Die Energieexpertin des Deutschen Instituts für Wirtschaftsforschung (DIW), Claudia Kemfert, sieht keine unmittelbare Krise in der deutschen Gasversorgung wegen der Zuspitzung des Konflikts zwischen Russland und der Ukraine. Ob Deutschland seinen Gasverbrauch drosseln müsste, hänge davon ab, "ob und wann es zu Lieferunterbrechungen oder gar Ausfällen kommt", sagte Kemfert der Neuen Osnabrücker Zeitung. "Ohne Frage sind wir in einer ernsten Situation, inmitten eines fossilen Krieges." Deutschland könne aber einen Teil seines Gases aus anderen Quellen beziehen.


Ukrainischer Botschafter: Russland hat "auch Deutschland den Krieg erklärt" 

Der ukrainische Botschafter in Deutschland, Andrij Melnyk, hat vor einer drastischen Ausweitung des Ukraine-Konflikts gewarnt. Die Anerkennung der "Volksrepubliken" Donezk und Luhansk durch Moskau sei "eine offene Kriegserklärung. Nicht nur an die Ukraine, sondern auch an Deutschland, an die ganze freie Welt", sagte Melnyk den Zeitungen der Funke-Mediengruppe. "Die Gefahr eines neuen Weltkriegs in Europa ist sehr real und sogar zum Greifen nah." Der russische Präsident Wladimir Putin verfolge "seine wahnsinnigen Interessen auf brutalste Weise - bis jetzt fast ohne Widerstand des Westens", kritisierte der Diplomat.


Trump bezeichnet Putins Vorgehen in Ukraine-Konflikt als "genial"
========
◆ Aufgabe 1: Gib aus dem Dokumentauszug wortgetreu den Abschnitt zurück, der mit den Worten "Ukrainischer Botschafter: Russland" einsetzt und mit "kritisierte der Diplomat." abschließt.
◆ Aufgabe 2: Schreibe die Zeilen der gesammelten Daten als JSON-Liste von Strings um, einen String pro Zeile und ohne Leerzeilen. Die Liste beginnt mit der Zeile, die "avatar-image xyxy=(48,76,202,230)" enthält, und endet einschließlich der Zeile, die "Find all labels, buttons, inputs, and" enthält.
Der Dokumentauszug und die anschließenden Zeilen sind voneinander unabhängiges Material.

(Gesammelte Daten)
========
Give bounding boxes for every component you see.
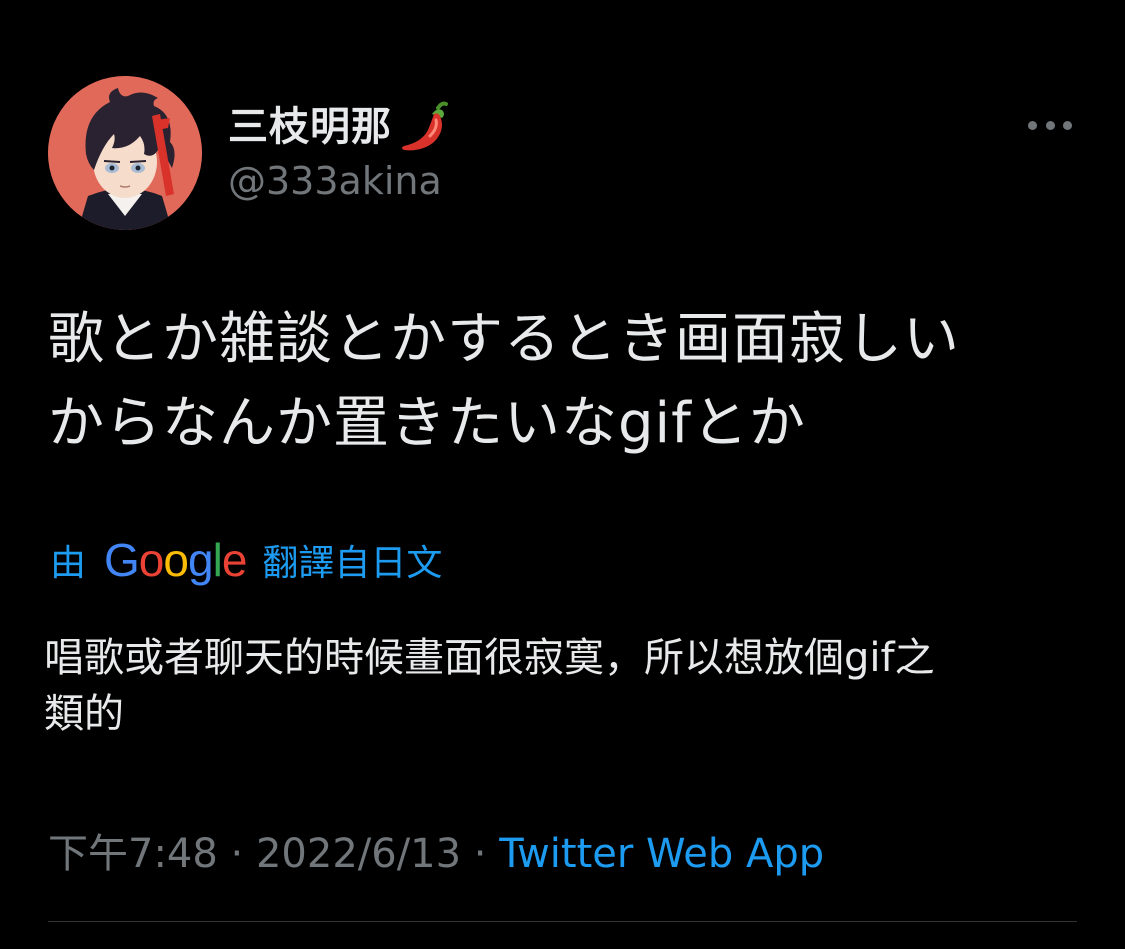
avatar-image xyxy=(48,76,202,230)
tweet-body-line: からなんか置きたいなgifとか xyxy=(48,391,806,456)
tweet-source-link[interactable]: Twitter Web App xyxy=(499,831,824,877)
tweet-metadata: 下午7:48 · 2022/6/13 · Twitter Web App xyxy=(48,826,824,882)
more-horizontal-icon xyxy=(1028,120,1037,130)
translated-tweet-body: 唱歌或者聊天的時候畫面很寂寞，所以想放個gif之 類的 xyxy=(44,630,1084,742)
translation-attribution[interactable]: 由 Google 翻譯自日文 xyxy=(50,532,442,588)
user-name-row[interactable]: 三枝明那 xyxy=(228,100,452,154)
meta-separator: · xyxy=(217,831,256,877)
translated-line: 唱歌或者聊天的時候畫面很寂寞，所以想放個gif之 xyxy=(44,635,935,681)
meta-separator: · xyxy=(461,831,500,877)
user-handle[interactable]: @333akina xyxy=(228,156,442,206)
tweet-detail: 三枝明那 @333akina 歌とか雑談とかするとき画面寂しい からなんか置きた… xyxy=(0,0,1125,949)
tweet-time[interactable]: 下午7:48 xyxy=(48,831,218,877)
translation-prefix: 由 xyxy=(50,543,87,584)
more-horizontal-icon-dot xyxy=(1063,120,1072,130)
avatar[interactable] xyxy=(48,76,202,230)
translated-line: 類的 xyxy=(44,691,124,737)
more-horizontal-icon-dot xyxy=(1045,120,1055,130)
more-options-button[interactable] xyxy=(1024,108,1076,142)
user-display-name[interactable]: 三枝明那 xyxy=(228,100,392,154)
google-logo: Google xyxy=(104,534,247,586)
tweet-date[interactable]: 2022/6/13 xyxy=(256,831,461,877)
hot-pepper-icon xyxy=(396,100,452,154)
tweet-body: 歌とか雑談とかするとき画面寂しい からなんか置きたいなgifとか xyxy=(48,298,1088,466)
tweet-body-line: 歌とか雑談とかするとき画面寂しい xyxy=(48,307,960,372)
divider xyxy=(48,921,1077,922)
translation-source-language: 翻譯自日文 xyxy=(262,543,443,584)
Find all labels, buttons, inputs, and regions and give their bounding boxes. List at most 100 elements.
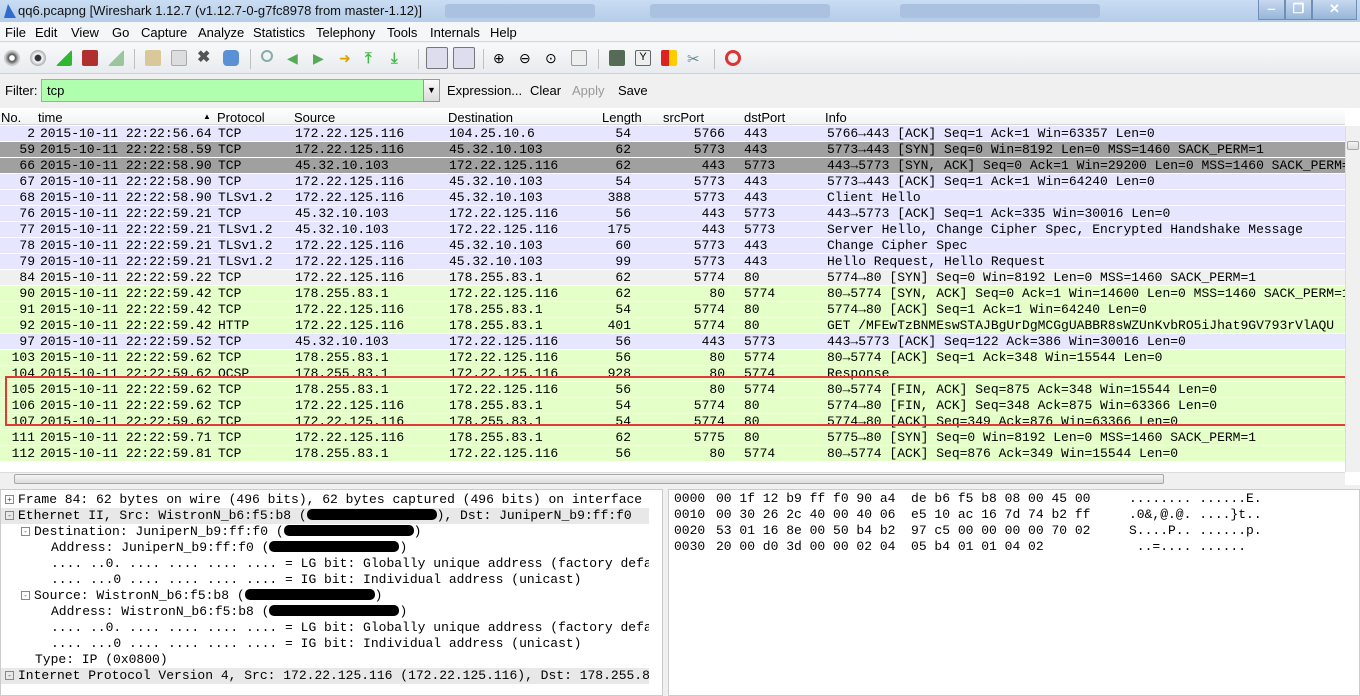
packet-row[interactable]: 68 2015-10-11 22:22:58.90 TLSv1.2 172.22.12… [0,190,1345,206]
packet-row[interactable]: 106 2015-10-11 22:22:59.62 TCP 172.22.125.1… [0,398,1345,414]
display-filter-input[interactable]: tcp [41,79,427,102]
apply-button[interactable]: Apply [572,83,605,98]
detail-tree-item[interactable]: - Destination: JuniperN_b9:ff:f0 () [1,524,649,540]
close-button[interactable]: ✕ [1312,0,1357,20]
save-filter-button[interactable]: Save [618,83,648,98]
expand-icon[interactable]: + [5,495,14,504]
capture-filters-icon[interactable] [609,50,625,66]
packet-list-horizontal-scrollbar[interactable] [0,472,1345,485]
column-header-time[interactable]: time [38,110,63,125]
detail-tree-item[interactable]: .... ...0 .... .... .... .... = IG bit: … [1,636,649,652]
collapse-icon[interactable]: - [5,671,14,680]
column-header-srcport[interactable]: srcPort [663,110,704,125]
auto-scroll-icon[interactable] [453,47,475,69]
open-file-icon[interactable] [145,50,161,66]
restart-capture-icon[interactable] [108,50,124,66]
clear-button[interactable]: Clear [530,83,561,98]
packet-row[interactable]: 84 2015-10-11 22:22:59.22 TCP 172.22.125.11… [0,270,1345,286]
column-header-source[interactable]: Source [294,110,335,125]
menu-go[interactable]: Go [112,25,129,40]
packet-row[interactable]: 105 2015-10-11 22:22:59.62 TCP 178.255.83.1… [0,382,1345,398]
stop-capture-icon[interactable] [82,50,98,66]
collapse-icon[interactable]: - [21,527,30,536]
menu-statistics[interactable]: Statistics [253,25,305,40]
zoom-normal-icon[interactable]: ⊙ [545,50,561,66]
column-header-dstport[interactable]: dstPort [744,110,785,125]
packet-row[interactable]: 79 2015-10-11 22:22:59.21 TLSv1.2 172.22.12… [0,254,1345,270]
reload-icon[interactable] [223,50,239,66]
packet-row[interactable]: 78 2015-10-11 22:22:59.21 TLSv1.2 172.22.12… [0,238,1345,254]
packet-row[interactable]: 66 2015-10-11 22:22:58.90 TCP 45.32.10.103 1… [0,158,1345,174]
collapse-icon[interactable]: - [5,511,14,520]
menu-analyze[interactable]: Analyze [198,25,244,40]
packet-row[interactable]: 112 2015-10-11 22:22:59.81 TCP 178.255.83.1… [0,446,1345,462]
detail-tree-item[interactable]: - Ethernet II, Src: WistronN_b6:f5:b8 (),… [1,508,649,524]
packet-row[interactable]: 107 2015-10-11 22:22:59.62 TCP 172.22.125.1… [0,414,1345,430]
packet-row[interactable]: 67 2015-10-11 22:22:58.90 TCP 172.22.125.11… [0,174,1345,190]
resize-columns-icon[interactable] [571,50,587,66]
go-first-icon[interactable]: ⤒ [365,50,381,67]
detail-tree-item[interactable]: .... ...0 .... .... .... .... = IG bit: … [1,572,649,588]
menu-internals[interactable]: Internals [430,25,480,40]
display-filters-icon[interactable]: Y [635,50,651,66]
go-back-icon[interactable]: ◀ [287,50,303,66]
minimize-button[interactable]: ‒ [1258,0,1285,20]
zoom-in-icon[interactable]: ⊕ [493,50,509,66]
detail-tree-item[interactable]: Address: WistronN_b6:f5:b8 () [1,604,649,620]
go-forward-icon[interactable]: ▶ [313,50,329,66]
menu-view[interactable]: View [71,25,99,40]
detail-tree-item[interactable]: - Source: WistronN_b6:f5:b8 () [1,588,649,604]
capture-options-icon[interactable] [30,50,46,66]
column-header-no[interactable]: No. [1,110,21,125]
go-last-icon[interactable]: ⤓ [391,50,407,67]
go-to-packet-icon[interactable]: ➜ [339,50,355,66]
packet-row[interactable]: 104 2015-10-11 22:22:59.62 OCSP 178.255.83.… [0,366,1345,382]
detail-tree-item[interactable]: Address: JuniperN_b9:ff:f0 () [1,540,649,556]
close-file-icon[interactable]: ✖ [197,50,213,66]
start-capture-icon[interactable] [56,50,72,66]
menu-telephony[interactable]: Telephony [316,25,375,40]
menu-capture[interactable]: Capture [141,25,187,40]
expression-button[interactable]: Expression... [447,83,522,98]
packet-row[interactable]: 2 2015-10-11 22:22:56.64 TCP 172.22.125.116… [0,126,1345,142]
packet-row[interactable]: 92 2015-10-11 22:22:59.42 HTTP 172.22.125.1… [0,318,1345,334]
packet-row[interactable]: 59 2015-10-11 22:22:58.59 TCP 172.22.125.11… [0,142,1345,158]
save-file-icon[interactable] [171,50,187,66]
detail-tree-item[interactable]: Type: IP (0x0800) [1,652,649,668]
coloring-rules-icon[interactable] [661,50,677,66]
packet-row[interactable]: 91 2015-10-11 22:22:59.42 TCP 172.22.125.11… [0,302,1345,318]
menu-edit[interactable]: Edit [35,25,57,40]
menu-tools[interactable]: Tools [387,25,417,40]
menu-file[interactable]: File [5,25,26,40]
packet-row[interactable]: 103 2015-10-11 22:22:59.62 TCP 178.255.83.1… [0,350,1345,366]
column-header-info[interactable]: Info [825,110,847,125]
find-packet-icon[interactable] [261,50,273,62]
packet-list-vertical-scrollbar[interactable] [1345,126,1360,472]
help-icon[interactable] [725,50,741,66]
scrollbar-thumb[interactable] [1347,141,1359,150]
preferences-icon[interactable]: ✂ [687,50,703,68]
zoom-out-icon[interactable]: ⊖ [519,50,535,66]
scrollbar-thumb[interactable] [14,474,1164,484]
main-toolbar: ✖ ◀ ▶ ➜ ⤒ ⤓ ⊕ ⊖ ⊙ Y ✂ [0,43,1360,74]
menu-help[interactable]: Help [490,25,517,40]
packet-row[interactable]: 77 2015-10-11 22:22:59.21 TLSv1.2 45.32.10.… [0,222,1345,238]
detail-tree-item[interactable]: - Internet Protocol Version 4, Src: 172.2… [1,668,649,684]
packet-row[interactable]: 97 2015-10-11 22:22:59.52 TCP 45.32.10.103 1… [0,334,1345,350]
cell-protocol: TCP [218,174,242,189]
packet-row[interactable]: 76 2015-10-11 22:22:59.21 TCP 45.32.10.103 1… [0,206,1345,222]
packet-row[interactable]: 111 2015-10-11 22:22:59.71 TCP 172.22.125.1… [0,430,1345,446]
collapse-icon[interactable]: - [21,591,30,600]
detail-tree-item[interactable]: .... ..0. .... .... .... .... = LG bit: … [1,556,649,572]
filter-dropdown-button[interactable]: ▼ [423,79,440,102]
detail-tree-item[interactable]: .... ..0. .... .... .... .... = LG bit: … [1,620,649,636]
interface-list-icon[interactable] [4,50,20,66]
column-header-destination[interactable]: Destination [448,110,513,125]
maximize-button[interactable]: ❐ [1285,0,1312,20]
packet-row[interactable]: 90 2015-10-11 22:22:59.42 TCP 178.255.83.1 1… [0,286,1345,302]
detail-tree-item[interactable]: + Frame 84: 62 bytes on wire (496 bits), … [1,492,649,508]
colorize-icon[interactable] [426,47,448,69]
column-header-length[interactable]: Length [602,110,642,125]
cell-protocol: TCP [218,430,242,445]
column-header-protocol[interactable]: Protocol [217,110,265,125]
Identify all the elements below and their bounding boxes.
========
◆ Richtige Antwort 1:
Ukrainischer Botschafter: Russland hat "auch Deutschland den Krieg erklärt" 

Der ukrainische Botschafter in Deutschland, Andrij Melnyk, hat vor einer drastischen Ausweitung des Ukraine-Konflikts gewarnt. Die Anerkennung der "Volksrepubliken" Donezk und Luhansk durch Moskau sei "eine offene Kriegserklärung. Nicht nur an die Ukraine, sondern auch an Deutschland, an die ganze freie Welt", sagte Melnyk den Zeitungen der Funke-Mediengruppe. "Die Gefahr eines neuen Weltkriegs in Europa ist sehr real und sogar zum Greifen nah." Der russische Präsident Wladimir Putin verfolge "seine wahnsinnigen Interessen auf brutalste Weise - bis jetzt fast ohne Widerstand des Westens", kritisierte der Diplomat.

◆ Richtige Antwort 2:
[
  "avatar-image xyxy=(48,76,202,230)",
  "tweet-body-line: からなんか置きたいなgifとか xyxy=(48,391,806,456)",
  "tweet-source-link[interactable]: Twitter Web App xyxy=(499,831,824,877)",
  "tweet-metadata: 下午7:48 · 2022/6/13 · Twitter Web App xyxy=(48,826,824,882)",
  "more-horizontal-icon xyxy=(1028,120,1037,130)",
  "translated-tweet-body: 唱歌或者聊天的時候畫面很寂寞，所以想放個gif之 類的 xyxy=(44,630,1084,742)",
  "translation-attribution[interactable]: 由 Google 翻譯自日文 xyxy=(50,532,442,588)",
  "user-name-row[interactable]: 三枝明那 xyxy=(228,100,452,154)",
  "meta-separator: · xyxy=(217,831,256,877)",
  "translated-line: 唱歌或者聊天的時候畫面很寂寞，所以想放個gif之 xyxy=(44,635,935,681)",
  "meta-separator: · xyxy=(461,831,500,877)",
  "user-handle[interactable]: @333akina xyxy=(228,156,442,206)",
  "tweet-detail: 三枝明那 @333akina 歌とか雑談とかするとき画面寂しい からなんか置きた… xyxy=(0,0,1125,949)",
  "tweet-time[interactable]: 下午7:48 xyxy=(48,831,218,877)",
  "translation-prefix: 由 xyxy=(50,543,87,584)",
  "more-horizontal-icon-dot xyxy=(1063,120,1072,130)",
  "avatar[interactable] xyxy=(48,76,202,230)",
  "translated-line: 類的 xyxy=(44,691,124,737)",
  "more-horizontal-icon-dot xyxy=(1045,120,1055,130)",
  "more-options-button[interactable] xyxy=(1024,108,1076,142)",
  "user-display-name[interactable]: 三枝明那 xyxy=(228,100,392,154)",
  "google-logo: Google xyxy=(104,534,247,586)",
  "tweet-date[interactable]: 2022/6/13 xyxy=(256,831,461,877)",
  "hot-pepper-icon xyxy=(396,100,452,154)",
  "tweet-body: 歌とか雑談とかするとき画面寂しい からなんか置きたいなgifとか xyxy=(48,298,1088,466)",
  "tweet-body-line: 歌とか雑談とかするとき画面寂しい xyxy=(48,307,960,372)",
  "divider xyxy=(48,921,1077,922)",
  "translation-source-language: 翻譯自日文 xyxy=(262,543,443,584)",
  "Find all labels, buttons, inputs, and regions and give their bounding boxes. List at most 100 elements."
]